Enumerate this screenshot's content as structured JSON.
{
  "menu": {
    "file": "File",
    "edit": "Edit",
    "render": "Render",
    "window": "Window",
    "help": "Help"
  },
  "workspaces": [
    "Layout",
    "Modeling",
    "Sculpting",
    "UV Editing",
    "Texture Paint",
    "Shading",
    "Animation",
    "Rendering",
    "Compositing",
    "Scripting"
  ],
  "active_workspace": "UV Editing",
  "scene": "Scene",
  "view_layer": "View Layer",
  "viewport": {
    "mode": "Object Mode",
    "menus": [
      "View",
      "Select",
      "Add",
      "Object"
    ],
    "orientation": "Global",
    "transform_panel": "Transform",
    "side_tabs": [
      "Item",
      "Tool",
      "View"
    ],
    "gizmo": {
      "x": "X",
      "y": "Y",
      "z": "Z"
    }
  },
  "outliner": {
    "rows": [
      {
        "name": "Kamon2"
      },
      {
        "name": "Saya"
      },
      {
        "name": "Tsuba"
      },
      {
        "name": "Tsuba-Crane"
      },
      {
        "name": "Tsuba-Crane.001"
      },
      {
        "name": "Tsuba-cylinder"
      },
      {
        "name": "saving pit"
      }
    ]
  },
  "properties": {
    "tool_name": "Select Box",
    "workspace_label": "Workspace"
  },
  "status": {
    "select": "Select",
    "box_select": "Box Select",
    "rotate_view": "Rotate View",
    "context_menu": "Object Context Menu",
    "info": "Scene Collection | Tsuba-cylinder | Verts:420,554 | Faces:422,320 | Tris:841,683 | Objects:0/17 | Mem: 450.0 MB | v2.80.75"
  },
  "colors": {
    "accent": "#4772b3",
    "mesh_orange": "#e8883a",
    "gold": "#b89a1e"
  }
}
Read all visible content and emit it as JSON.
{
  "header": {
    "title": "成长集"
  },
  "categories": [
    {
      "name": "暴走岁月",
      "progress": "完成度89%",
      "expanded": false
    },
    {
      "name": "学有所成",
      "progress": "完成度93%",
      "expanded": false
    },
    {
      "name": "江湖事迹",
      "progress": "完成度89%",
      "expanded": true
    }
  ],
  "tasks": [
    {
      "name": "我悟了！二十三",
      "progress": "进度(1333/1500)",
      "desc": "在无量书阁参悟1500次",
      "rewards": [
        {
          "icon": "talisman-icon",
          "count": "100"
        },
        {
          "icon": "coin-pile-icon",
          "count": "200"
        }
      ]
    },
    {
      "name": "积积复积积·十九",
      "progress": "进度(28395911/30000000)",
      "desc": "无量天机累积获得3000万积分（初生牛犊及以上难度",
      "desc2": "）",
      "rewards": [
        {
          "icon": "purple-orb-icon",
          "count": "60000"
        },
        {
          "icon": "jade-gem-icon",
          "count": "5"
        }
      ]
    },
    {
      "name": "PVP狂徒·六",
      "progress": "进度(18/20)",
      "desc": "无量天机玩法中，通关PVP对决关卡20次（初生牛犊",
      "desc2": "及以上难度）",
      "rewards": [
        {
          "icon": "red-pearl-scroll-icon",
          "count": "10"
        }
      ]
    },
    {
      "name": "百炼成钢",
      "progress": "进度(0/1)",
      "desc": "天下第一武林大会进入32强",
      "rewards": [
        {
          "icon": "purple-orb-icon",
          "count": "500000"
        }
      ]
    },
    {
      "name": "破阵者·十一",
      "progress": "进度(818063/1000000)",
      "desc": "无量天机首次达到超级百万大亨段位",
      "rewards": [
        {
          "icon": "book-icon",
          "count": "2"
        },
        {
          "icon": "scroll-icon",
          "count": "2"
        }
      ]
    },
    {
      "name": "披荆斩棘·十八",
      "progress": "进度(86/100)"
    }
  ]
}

▶ [EXERCISE DESCRIPTION]:
State the count of lines with the word "icon" in them, and write nothing else.

▶ [SOLUTION TO THIS PROBLEM]:
8